Work required: Report only the number of lines that hold the word "label".

Given data:
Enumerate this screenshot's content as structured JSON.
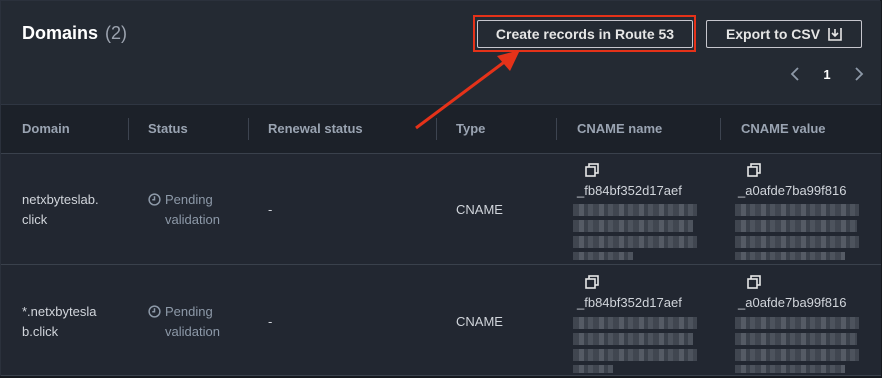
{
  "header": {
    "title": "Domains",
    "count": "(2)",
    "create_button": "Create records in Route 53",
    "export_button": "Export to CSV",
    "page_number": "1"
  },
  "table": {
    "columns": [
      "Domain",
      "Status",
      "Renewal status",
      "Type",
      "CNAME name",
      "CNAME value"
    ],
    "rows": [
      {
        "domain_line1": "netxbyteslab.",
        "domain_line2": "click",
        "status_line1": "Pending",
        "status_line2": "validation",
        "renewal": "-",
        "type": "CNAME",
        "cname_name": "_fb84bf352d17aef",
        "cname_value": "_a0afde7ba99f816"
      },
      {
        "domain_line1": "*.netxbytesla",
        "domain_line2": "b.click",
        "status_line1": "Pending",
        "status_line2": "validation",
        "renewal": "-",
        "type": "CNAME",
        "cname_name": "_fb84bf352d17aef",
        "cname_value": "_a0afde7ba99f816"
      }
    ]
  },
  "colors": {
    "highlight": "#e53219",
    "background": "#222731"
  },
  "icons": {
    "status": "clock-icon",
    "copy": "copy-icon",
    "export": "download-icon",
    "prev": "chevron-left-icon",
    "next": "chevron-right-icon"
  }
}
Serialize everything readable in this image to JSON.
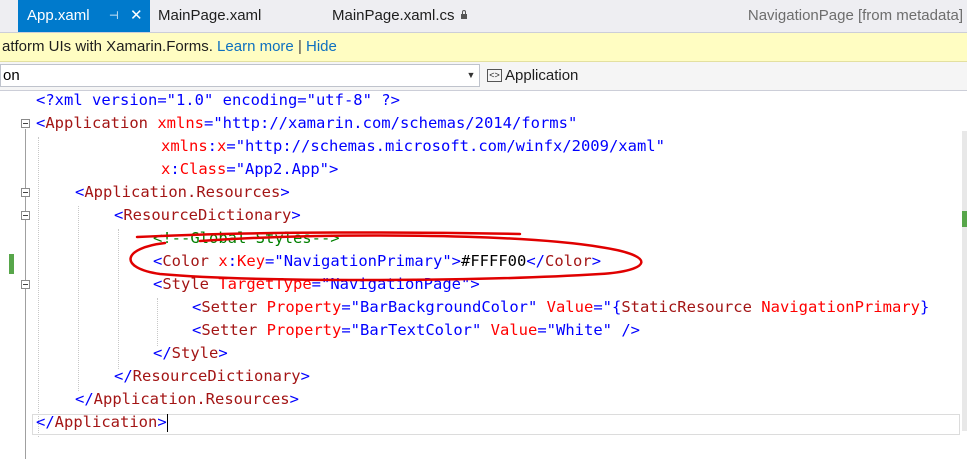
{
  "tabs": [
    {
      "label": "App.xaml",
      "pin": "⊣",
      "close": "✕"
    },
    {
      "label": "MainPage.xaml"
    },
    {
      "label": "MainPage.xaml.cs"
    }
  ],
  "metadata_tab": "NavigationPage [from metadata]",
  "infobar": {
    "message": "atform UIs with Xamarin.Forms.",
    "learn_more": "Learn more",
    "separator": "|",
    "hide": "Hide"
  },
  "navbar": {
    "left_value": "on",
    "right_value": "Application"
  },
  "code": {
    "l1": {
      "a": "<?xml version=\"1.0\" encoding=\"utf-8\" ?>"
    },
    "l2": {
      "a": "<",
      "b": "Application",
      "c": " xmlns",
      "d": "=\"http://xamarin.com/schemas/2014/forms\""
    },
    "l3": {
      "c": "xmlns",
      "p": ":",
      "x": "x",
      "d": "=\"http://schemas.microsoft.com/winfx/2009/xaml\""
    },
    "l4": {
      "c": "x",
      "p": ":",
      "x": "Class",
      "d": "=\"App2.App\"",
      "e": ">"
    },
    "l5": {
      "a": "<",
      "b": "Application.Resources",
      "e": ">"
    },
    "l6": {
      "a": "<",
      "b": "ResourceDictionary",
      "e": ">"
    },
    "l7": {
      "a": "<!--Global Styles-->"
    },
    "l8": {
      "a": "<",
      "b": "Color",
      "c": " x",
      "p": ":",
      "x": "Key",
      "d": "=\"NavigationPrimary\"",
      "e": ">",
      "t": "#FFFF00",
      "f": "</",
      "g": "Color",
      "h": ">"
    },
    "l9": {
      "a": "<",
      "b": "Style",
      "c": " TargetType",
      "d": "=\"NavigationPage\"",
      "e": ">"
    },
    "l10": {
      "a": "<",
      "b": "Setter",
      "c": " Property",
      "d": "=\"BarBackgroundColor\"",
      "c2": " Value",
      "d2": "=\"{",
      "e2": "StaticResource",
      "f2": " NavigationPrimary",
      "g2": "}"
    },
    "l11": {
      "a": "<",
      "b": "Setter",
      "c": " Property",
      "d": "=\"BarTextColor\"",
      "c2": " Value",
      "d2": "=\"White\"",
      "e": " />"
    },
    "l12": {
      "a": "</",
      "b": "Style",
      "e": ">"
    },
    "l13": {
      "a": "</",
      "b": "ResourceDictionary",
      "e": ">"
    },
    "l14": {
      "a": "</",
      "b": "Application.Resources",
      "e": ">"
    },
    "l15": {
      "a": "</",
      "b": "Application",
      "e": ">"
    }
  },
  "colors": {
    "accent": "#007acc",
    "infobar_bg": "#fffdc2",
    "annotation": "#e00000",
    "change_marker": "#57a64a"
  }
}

The completed task: 3